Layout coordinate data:
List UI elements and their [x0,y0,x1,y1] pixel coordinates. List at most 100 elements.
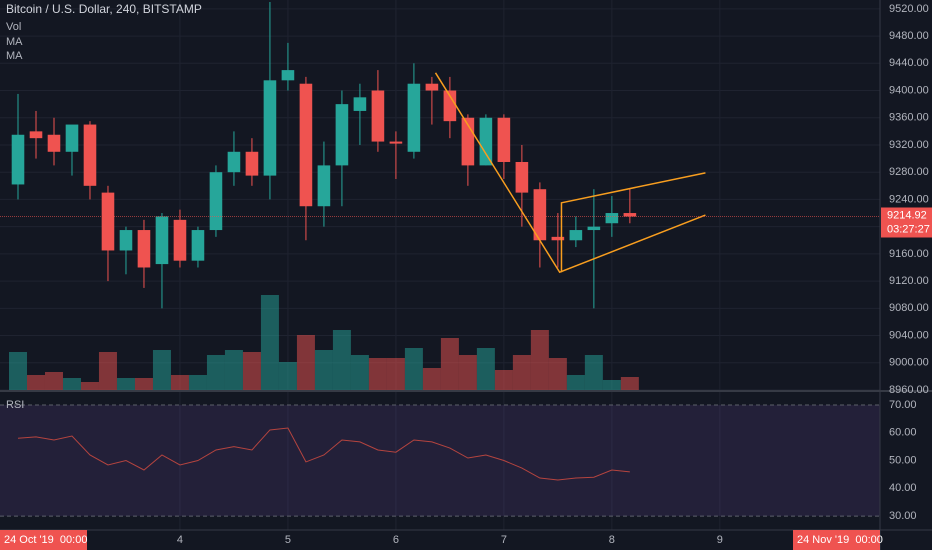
volume-bar [458,355,477,390]
volume-bar [602,380,621,390]
volume-bar [242,352,261,390]
last-price-label: 9214.92 [887,209,927,221]
labels: 9520.009480.009440.009400.009360.009320.… [0,3,932,550]
rsi-band [0,404,880,517]
volume-bar [260,295,279,390]
candle-body [353,97,367,111]
x-tick-label: 5 [285,534,291,546]
volume-bar [188,375,207,390]
volume-bar [584,355,603,390]
volume-bar [386,358,405,390]
volume-bar [530,330,549,390]
y-tick-label: 9480.00 [889,30,929,42]
candle-body [623,213,637,217]
volume-bar [62,378,81,390]
candle-body [101,192,115,251]
candle-body [65,124,79,152]
rsi-title: RSI [6,399,24,411]
candle-body [83,124,97,186]
trend-drawing [560,172,706,273]
rsi-tick-label: 40.00 [889,482,917,494]
y-tick-label: 9240.00 [889,193,929,205]
range-tag [793,530,880,550]
y-tick-label: 9280.00 [889,166,929,178]
y-tick-label: 9160.00 [889,248,929,260]
rsi-tick-label: 60.00 [889,427,917,439]
rsi-line [17,427,630,481]
volume-bar [116,378,135,390]
indicator-label: MA [6,36,23,48]
candle-body [119,230,133,251]
candle-body [335,104,349,166]
volume-bar [368,358,387,390]
candle-body [281,70,295,81]
y-tick-label: 9080.00 [889,302,929,314]
candle-body [479,117,493,166]
volume-bar [278,362,297,390]
volume-bar [152,350,171,390]
indicator-label: Vol [6,21,21,33]
candle-body [227,151,241,173]
candle-body [407,83,421,152]
volume-bar [98,352,117,390]
volume-bar [26,375,45,390]
candle-body [515,161,529,193]
candle-body [29,131,43,139]
y-tick-label: 9360.00 [889,112,929,124]
candle-body [299,83,313,207]
volume-bar [224,350,243,390]
range-tag [0,530,87,550]
volume-bar [440,338,459,390]
candle-body [533,189,547,241]
volume-bar [170,375,189,390]
y-tick-label: 9120.00 [889,275,929,287]
candle-body [371,90,385,142]
volume-bar [8,352,27,390]
y-tick-label: 9520.00 [889,3,929,15]
candle-body [47,134,61,152]
candle-body [497,117,511,162]
y-tick-label: 9400.00 [889,84,929,96]
volume-bar [332,330,351,390]
candle-body [317,165,331,207]
volume-bar [296,335,315,390]
indicator-label: MA [6,50,23,62]
candle-body [551,236,565,241]
volume-bar [422,368,441,390]
volume-bar [44,372,63,390]
x-tick-label: 8 [609,534,615,546]
volume-bar [314,350,333,390]
volume-bar [566,375,585,390]
y-tick-label: 9320.00 [889,139,929,151]
trend-drawing [434,72,706,274]
x-tick-label: 9 [717,534,723,546]
volume-bar [620,377,639,390]
rsi-background [0,404,880,517]
candle-body [569,230,583,241]
volume-bar [350,355,369,390]
candle-body [11,134,25,185]
candle-body [587,226,601,231]
volume-bar [494,370,513,390]
y-tick-label: 8960.00 [889,384,929,396]
candle-body [137,230,151,268]
volume-bar [206,355,225,390]
rsi-tick-label: 70.00 [889,399,917,411]
volume-bar [476,348,495,390]
rsi-tick-label: 30.00 [889,510,917,522]
volume-bar [80,382,99,390]
range-label: 24 Oct '19 00:00 [4,534,87,546]
chart-title: Bitcoin / U.S. Dollar, 240, BITSTAMP [6,2,202,16]
marks [0,2,880,481]
y-tick-label: 9040.00 [889,329,929,341]
candle-body [263,80,277,176]
candle-body [443,90,457,122]
volume-bar [134,378,153,390]
x-tick-label: 7 [501,534,507,546]
countdown-label: 03:27:27 [887,223,930,235]
candle-body [209,172,223,231]
candle-body [245,151,259,176]
x-tick-label: 6 [393,534,399,546]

(WORK TO COMPLETE):
State how many lines in the listing above contain the string "indicator", with case taken into account. Give only the number.

(RESULT OF THE EXERCISE):
3